What needs to be done — What is the number of lines containing the word "xlabel"? Give that number alone.
»»
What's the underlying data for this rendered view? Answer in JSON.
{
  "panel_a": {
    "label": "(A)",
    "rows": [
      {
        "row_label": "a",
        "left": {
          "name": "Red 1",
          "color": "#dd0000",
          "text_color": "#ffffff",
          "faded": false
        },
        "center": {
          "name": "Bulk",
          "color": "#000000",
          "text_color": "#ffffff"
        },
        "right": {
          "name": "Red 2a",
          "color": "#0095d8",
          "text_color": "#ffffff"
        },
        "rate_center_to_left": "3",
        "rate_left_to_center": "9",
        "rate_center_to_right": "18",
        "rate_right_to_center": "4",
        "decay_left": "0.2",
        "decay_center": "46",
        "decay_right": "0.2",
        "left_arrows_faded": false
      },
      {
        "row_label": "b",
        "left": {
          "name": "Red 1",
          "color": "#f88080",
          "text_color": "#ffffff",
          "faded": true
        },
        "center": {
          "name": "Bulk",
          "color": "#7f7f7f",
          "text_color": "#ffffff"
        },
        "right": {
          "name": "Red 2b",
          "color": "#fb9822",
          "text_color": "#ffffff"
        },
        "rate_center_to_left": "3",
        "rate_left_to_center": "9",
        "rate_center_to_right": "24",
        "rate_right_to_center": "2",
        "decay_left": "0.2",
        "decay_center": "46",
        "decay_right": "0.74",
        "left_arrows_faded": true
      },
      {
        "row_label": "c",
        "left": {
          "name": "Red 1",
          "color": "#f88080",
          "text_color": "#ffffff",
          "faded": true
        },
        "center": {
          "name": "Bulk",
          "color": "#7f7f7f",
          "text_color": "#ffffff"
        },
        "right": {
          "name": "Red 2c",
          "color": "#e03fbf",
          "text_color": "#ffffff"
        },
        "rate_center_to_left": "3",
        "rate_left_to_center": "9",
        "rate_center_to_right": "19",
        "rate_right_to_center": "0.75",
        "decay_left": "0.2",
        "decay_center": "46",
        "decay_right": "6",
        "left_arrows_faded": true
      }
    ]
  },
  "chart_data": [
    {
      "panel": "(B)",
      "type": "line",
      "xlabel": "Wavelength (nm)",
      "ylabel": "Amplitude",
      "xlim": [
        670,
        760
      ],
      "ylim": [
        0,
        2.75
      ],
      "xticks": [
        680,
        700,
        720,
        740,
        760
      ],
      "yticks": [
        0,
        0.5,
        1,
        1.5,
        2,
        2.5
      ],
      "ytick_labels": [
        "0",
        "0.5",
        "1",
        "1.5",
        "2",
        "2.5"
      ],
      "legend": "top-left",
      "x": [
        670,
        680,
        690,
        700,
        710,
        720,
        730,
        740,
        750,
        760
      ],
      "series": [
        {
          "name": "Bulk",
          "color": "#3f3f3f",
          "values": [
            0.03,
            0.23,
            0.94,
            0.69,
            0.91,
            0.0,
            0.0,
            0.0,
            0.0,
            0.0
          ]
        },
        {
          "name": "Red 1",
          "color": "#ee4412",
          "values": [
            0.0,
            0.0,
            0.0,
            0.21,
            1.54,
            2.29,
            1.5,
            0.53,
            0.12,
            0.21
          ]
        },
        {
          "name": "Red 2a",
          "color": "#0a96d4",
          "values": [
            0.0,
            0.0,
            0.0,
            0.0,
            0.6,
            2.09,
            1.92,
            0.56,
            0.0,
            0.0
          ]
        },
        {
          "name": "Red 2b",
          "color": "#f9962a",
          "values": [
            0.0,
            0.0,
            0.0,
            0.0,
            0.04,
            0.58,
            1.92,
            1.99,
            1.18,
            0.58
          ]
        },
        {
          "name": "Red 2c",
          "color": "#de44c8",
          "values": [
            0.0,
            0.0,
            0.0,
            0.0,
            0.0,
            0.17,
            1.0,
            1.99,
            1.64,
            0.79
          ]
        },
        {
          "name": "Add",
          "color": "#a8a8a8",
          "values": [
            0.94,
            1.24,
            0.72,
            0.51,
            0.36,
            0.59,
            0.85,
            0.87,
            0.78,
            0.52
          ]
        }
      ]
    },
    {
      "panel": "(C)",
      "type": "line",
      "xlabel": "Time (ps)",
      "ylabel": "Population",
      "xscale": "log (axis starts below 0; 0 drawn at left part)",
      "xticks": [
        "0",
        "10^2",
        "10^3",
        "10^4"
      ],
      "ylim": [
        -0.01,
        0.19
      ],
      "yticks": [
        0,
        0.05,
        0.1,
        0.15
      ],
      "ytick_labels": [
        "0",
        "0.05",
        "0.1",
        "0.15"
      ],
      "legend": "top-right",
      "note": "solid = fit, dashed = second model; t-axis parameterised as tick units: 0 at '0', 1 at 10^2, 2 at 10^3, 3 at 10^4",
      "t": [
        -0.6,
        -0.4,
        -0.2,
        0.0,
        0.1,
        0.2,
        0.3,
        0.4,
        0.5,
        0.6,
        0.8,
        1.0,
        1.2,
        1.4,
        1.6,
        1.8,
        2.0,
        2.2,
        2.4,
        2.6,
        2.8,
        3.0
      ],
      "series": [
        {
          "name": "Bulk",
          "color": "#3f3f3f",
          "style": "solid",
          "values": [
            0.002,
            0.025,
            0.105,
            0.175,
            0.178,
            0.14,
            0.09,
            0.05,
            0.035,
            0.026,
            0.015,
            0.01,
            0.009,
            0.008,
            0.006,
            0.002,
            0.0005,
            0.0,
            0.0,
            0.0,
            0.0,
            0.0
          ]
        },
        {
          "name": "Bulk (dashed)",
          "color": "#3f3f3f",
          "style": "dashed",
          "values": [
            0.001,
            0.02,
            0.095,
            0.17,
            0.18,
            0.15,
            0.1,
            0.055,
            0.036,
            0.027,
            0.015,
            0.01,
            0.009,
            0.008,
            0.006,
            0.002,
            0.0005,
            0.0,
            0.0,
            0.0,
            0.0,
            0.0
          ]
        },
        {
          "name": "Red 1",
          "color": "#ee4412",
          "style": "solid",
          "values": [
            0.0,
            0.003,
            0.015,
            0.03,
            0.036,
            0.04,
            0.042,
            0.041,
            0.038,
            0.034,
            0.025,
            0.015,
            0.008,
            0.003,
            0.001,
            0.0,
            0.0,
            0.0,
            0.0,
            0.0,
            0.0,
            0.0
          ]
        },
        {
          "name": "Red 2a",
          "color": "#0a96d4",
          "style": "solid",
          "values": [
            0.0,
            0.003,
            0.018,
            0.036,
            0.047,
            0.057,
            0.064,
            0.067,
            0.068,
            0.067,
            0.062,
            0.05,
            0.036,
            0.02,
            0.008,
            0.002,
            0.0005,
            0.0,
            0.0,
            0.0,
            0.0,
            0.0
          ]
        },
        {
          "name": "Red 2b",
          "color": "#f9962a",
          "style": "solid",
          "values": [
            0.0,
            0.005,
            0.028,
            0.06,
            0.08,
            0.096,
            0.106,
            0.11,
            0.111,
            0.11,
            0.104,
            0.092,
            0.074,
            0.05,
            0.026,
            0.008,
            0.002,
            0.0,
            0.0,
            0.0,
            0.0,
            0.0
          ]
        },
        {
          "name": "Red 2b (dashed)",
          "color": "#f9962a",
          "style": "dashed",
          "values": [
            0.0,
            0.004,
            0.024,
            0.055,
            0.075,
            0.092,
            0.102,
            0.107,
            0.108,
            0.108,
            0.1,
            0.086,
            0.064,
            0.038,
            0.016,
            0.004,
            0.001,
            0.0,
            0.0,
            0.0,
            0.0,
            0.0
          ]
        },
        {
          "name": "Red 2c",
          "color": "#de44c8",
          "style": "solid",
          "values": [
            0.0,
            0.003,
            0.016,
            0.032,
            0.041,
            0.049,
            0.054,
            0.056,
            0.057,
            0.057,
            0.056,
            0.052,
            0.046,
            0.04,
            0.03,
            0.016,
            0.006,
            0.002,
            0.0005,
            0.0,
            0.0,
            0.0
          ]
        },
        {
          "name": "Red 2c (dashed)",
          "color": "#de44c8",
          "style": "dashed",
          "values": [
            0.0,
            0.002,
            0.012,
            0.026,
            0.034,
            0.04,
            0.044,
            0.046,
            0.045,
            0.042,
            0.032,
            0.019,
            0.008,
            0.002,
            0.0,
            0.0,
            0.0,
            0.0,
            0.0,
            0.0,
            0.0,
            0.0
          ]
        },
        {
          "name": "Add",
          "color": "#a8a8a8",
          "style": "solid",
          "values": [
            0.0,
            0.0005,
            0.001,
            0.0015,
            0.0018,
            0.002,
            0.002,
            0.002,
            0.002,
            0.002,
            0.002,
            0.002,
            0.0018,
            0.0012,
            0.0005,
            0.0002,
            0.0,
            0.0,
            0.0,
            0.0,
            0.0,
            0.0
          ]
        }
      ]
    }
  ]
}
««
Task response — 2